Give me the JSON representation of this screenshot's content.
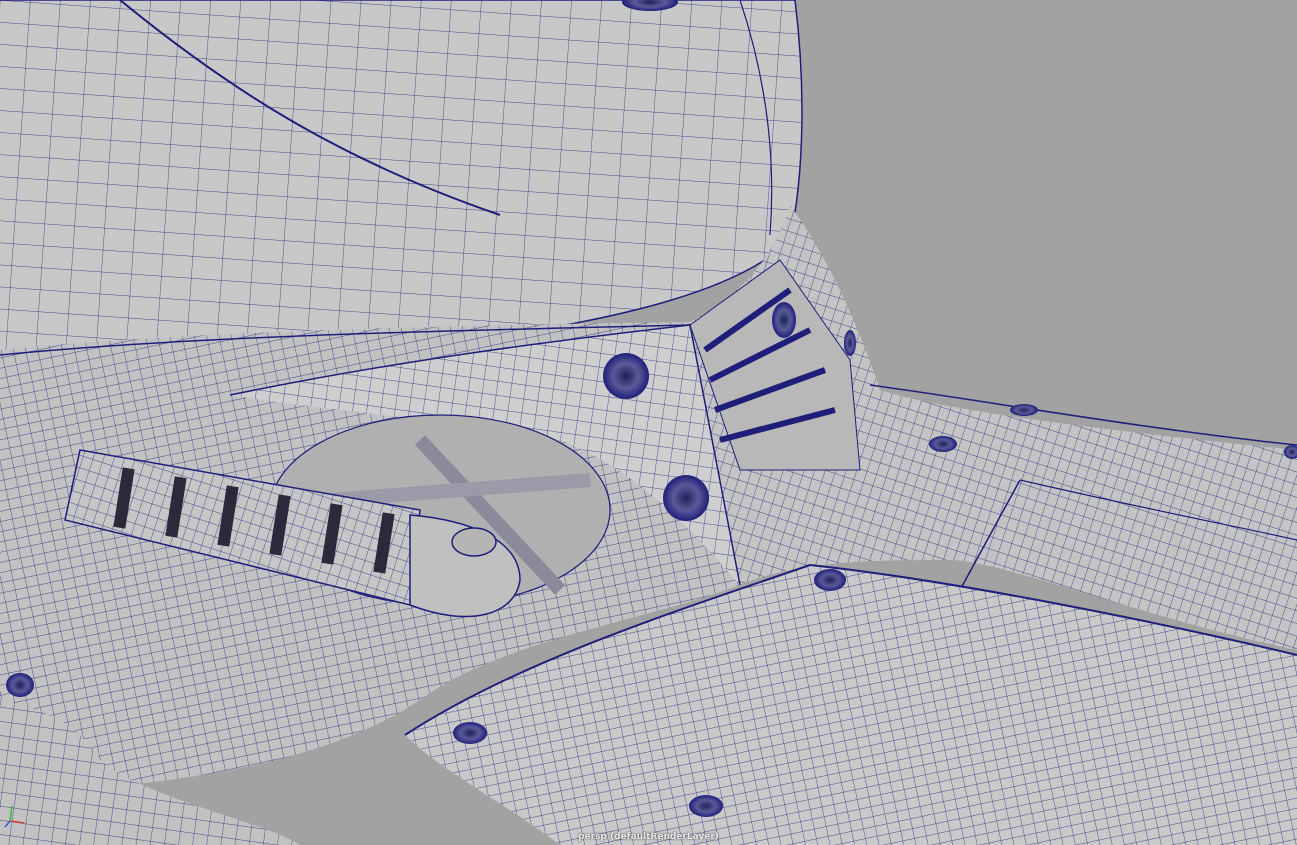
{
  "viewport": {
    "camera_label": "persp (defaultRenderLayer)",
    "background_color": "#a2a2a2",
    "mesh_color": "#c7c7c7",
    "wire_color": "#1f1f7a"
  },
  "gizmo": {
    "icon": "xyz-axis-icon",
    "colors": {
      "x": "#d23a2a",
      "y": "#39c23a",
      "z": "#3a5ee0"
    }
  }
}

» **The request**: Copy the records above exactly, leaving out every picture.

» **Written answer**:
Give me the JSON representation of this screenshot's content.
{
  "viewport": {
    "camera_label": "persp (defaultRenderLayer)",
    "background_color": "#a2a2a2",
    "mesh_color": "#c7c7c7",
    "wire_color": "#1f1f7a"
  },
  "gizmo": {
    "icon": "xyz-axis-icon",
    "colors": {
      "x": "#d23a2a",
      "y": "#39c23a",
      "z": "#3a5ee0"
    }
  }
}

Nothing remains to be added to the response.